[begin SUPPLIED DATA]

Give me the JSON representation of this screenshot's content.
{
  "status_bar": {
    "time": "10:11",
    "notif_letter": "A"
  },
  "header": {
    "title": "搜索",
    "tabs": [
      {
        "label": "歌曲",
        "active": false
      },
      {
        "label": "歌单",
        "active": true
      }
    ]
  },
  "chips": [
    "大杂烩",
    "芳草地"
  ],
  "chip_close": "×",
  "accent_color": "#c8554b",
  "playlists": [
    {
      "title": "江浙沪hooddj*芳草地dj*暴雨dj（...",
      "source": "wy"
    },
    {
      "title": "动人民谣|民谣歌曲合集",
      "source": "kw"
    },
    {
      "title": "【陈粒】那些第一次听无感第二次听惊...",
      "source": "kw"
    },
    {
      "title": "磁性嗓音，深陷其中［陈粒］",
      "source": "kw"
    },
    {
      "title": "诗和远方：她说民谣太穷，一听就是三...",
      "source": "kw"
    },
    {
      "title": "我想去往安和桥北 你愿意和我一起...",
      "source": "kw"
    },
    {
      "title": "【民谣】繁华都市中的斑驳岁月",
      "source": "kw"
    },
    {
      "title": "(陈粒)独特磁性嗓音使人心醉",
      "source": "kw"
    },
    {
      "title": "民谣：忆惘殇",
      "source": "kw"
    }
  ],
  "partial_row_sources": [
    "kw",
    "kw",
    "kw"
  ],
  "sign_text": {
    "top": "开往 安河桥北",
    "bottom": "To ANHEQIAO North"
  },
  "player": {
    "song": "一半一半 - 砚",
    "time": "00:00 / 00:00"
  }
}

[end SUPPLIED DATA]

TASK STATEMENT: Each line above must be printed exactly as it appears.

FULL RESPONSE:
Give me the JSON representation of this screenshot's content.
{
  "status_bar": {
    "time": "10:11",
    "notif_letter": "A"
  },
  "header": {
    "title": "搜索",
    "tabs": [
      {
        "label": "歌曲",
        "active": false
      },
      {
        "label": "歌单",
        "active": true
      }
    ]
  },
  "chips": [
    "大杂烩",
    "芳草地"
  ],
  "chip_close": "×",
  "accent_color": "#c8554b",
  "playlists": [
    {
      "title": "江浙沪hooddj*芳草地dj*暴雨dj（...",
      "source": "wy"
    },
    {
      "title": "动人民谣|民谣歌曲合集",
      "source": "kw"
    },
    {
      "title": "【陈粒】那些第一次听无感第二次听惊...",
      "source": "kw"
    },
    {
      "title": "磁性嗓音，深陷其中［陈粒］",
      "source": "kw"
    },
    {
      "title": "诗和远方：她说民谣太穷，一听就是三...",
      "source": "kw"
    },
    {
      "title": "我想去往安和桥北 你愿意和我一起...",
      "source": "kw"
    },
    {
      "title": "【民谣】繁华都市中的斑驳岁月",
      "source": "kw"
    },
    {
      "title": "(陈粒)独特磁性嗓音使人心醉",
      "source": "kw"
    },
    {
      "title": "民谣：忆惘殇",
      "source": "kw"
    }
  ],
  "partial_row_sources": [
    "kw",
    "kw",
    "kw"
  ],
  "sign_text": {
    "top": "开往 安河桥北",
    "bottom": "To ANHEQIAO North"
  },
  "player": {
    "song": "一半一半 - 砚",
    "time": "00:00 / 00:00"
  }
}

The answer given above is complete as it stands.